● **TEXTO FORNECIDO**
%%

No passado, os sócios já estiveram bastante próximos de uma solução, separando a Via Varejo. O Casino avaliava o negócio em R$ 6 bilhões. Abilio, em R$ 5,5 bilhões.

Embora a saída de Abilio em dinheiro seja sempre uma alternativa, não é a solução mais provável. Isso porque, como o próprio empresário ressaltou, o que ele mais quer é garantir que pode trabalhar no que sabe pelo resto de sua vida. E isso o contrato atual já lhe proporciona, fez questão de frisar em seu discurso na assembleia de acionistas na sexta-feira. Essa possibilidade foi um de seus argumentos para dizer que o acordo com o Casino não foi ruim, apesar de lhe tirar o controle da companhia que ajudou a fundar, ao laudo de seu pai, Valentim dos Santos Diniz. O outro motivo que o deixava satisfeito era que o negócio lhe permitiu dar liquidez aos ativos do pai para que ele pudesse, em vida, dividir a herança entre os filhos.

Ou seja, se não houver acordo, Abilio pode trabalhar o restante de sua vida no Pão de Açúcar, como o próprio contrato garante com a cláusula que trata da saúde do empresário, atualmente com 76 anos.

Algo fora de cogitação para o grupo francês é que Abilio fique com as unidades das quais é dono do imóvel. São cerca de 75 unidades - 60 detidas pela holding Península e outras 15 pela família diretamente. Por elas, o Pão de Açúcar gastou cerca de R$ 180 milhões em aluguel no ano passado. Essas unidades são avaliadas em aproximadamente R$ 2 bilhões.

Ficar com essas lojas, inclusive a parte comercial, estava entre os desejos de Abilio, assim como ficar com a área de hipermercados - segmento no qual Naouri não acredita muito, um dos motivos pelo qual recusou a proposta com o Carrefour.

%%

(Dados de análise de layout de documentos)
%%

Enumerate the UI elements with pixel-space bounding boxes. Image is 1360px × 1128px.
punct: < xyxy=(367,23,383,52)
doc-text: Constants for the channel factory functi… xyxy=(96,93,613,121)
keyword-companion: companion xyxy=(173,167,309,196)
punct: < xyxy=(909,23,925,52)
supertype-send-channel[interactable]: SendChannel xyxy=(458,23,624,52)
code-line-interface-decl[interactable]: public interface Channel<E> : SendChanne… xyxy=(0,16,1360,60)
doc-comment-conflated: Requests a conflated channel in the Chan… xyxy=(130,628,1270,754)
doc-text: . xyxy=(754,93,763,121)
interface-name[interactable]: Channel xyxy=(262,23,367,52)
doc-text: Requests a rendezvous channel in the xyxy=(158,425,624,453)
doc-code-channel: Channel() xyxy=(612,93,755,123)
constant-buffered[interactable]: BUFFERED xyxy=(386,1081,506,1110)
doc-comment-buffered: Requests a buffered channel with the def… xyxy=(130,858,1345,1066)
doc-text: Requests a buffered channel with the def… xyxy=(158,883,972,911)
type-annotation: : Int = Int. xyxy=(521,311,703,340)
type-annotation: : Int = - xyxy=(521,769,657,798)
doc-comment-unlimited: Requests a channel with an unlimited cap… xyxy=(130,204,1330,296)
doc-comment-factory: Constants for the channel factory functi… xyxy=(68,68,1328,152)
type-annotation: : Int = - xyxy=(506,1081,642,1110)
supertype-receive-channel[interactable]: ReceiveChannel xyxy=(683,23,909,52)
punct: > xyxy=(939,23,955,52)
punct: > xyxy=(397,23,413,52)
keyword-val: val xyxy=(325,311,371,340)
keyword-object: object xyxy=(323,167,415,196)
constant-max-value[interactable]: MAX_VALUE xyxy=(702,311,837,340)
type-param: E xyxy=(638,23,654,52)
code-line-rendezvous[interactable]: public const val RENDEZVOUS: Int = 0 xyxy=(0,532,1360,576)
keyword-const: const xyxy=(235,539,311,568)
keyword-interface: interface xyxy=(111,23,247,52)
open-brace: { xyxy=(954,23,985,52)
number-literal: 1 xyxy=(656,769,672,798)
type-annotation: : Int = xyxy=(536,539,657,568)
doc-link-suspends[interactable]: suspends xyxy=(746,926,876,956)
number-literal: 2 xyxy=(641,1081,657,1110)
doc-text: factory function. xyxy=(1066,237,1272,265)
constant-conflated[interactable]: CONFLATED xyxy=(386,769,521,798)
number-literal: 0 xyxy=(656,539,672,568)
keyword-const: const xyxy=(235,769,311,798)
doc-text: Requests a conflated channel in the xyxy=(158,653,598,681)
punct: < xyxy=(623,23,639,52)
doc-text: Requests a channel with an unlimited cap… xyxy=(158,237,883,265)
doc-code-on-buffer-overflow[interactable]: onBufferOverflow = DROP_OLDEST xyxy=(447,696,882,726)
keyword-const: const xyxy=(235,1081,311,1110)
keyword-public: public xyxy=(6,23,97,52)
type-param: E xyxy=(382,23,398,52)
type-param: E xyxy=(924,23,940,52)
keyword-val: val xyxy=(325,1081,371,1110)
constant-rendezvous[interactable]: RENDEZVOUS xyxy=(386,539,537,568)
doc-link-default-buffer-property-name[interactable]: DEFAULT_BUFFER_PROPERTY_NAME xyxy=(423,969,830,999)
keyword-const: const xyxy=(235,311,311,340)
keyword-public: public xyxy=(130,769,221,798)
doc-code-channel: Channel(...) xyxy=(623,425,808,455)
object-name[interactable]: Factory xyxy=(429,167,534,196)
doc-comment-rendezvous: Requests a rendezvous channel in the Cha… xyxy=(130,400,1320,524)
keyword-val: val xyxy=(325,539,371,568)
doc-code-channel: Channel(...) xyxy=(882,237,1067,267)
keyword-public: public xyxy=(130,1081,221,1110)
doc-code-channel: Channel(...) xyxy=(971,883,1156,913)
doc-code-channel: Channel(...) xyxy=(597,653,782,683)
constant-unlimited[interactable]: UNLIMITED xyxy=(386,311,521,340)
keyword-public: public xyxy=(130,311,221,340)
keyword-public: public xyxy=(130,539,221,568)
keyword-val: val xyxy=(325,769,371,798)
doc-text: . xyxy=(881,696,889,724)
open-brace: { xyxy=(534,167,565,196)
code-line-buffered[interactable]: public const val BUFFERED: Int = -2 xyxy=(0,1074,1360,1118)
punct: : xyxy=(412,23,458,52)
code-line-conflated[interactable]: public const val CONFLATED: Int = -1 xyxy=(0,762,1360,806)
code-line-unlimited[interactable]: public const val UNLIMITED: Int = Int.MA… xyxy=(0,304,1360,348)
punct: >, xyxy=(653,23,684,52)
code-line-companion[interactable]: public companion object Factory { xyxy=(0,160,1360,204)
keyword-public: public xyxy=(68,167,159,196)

%%

● **LISTA DE TAREFAS**
**A.** Com base no texto sobre Abilio e o Casino, responda:
(i) Em quanto o Casino avaliava o negócio?
(ii) Qual é a idade atual de Abilio?
(iii) Quanto o Pão de Açúcar gastou em aluguel no ano passado pelas unidades cujo imóvel pertence a Abilio?
**B.** Repita tudo o que vai desde "Algo fora de" até "com o Carrefour." no texto sobre Abilio e o Casino.

● **RESPOSTAS POR TAREFA**
**A.**
(i) Em R$ 6 bilhões.
(ii) 76 anos.
(iii) Cerca de R$ 180 milhões.

**B.**
Algo fora de cogitação para o grupo francês é que Abilio fique com as unidades das quais é dono do imóvel. São cerca de 75 unidades - 60 detidas pela holding Península e outras 15 pela família diretamente. Por elas, o Pão de Açúcar gastou cerca de R$ 180 milhões em aluguel no ano passado. Essas unidades são avaliadas em aproximadamente R$ 2 bilhões.

Ficar com essas lojas, inclusive a parte comercial, estava entre os desejos de Abilio, assim como ficar com a área de hipermercados - segmento no qual Naouri não acredita muito, um dos motivos pelo qual recusou a proposta com o Carrefour.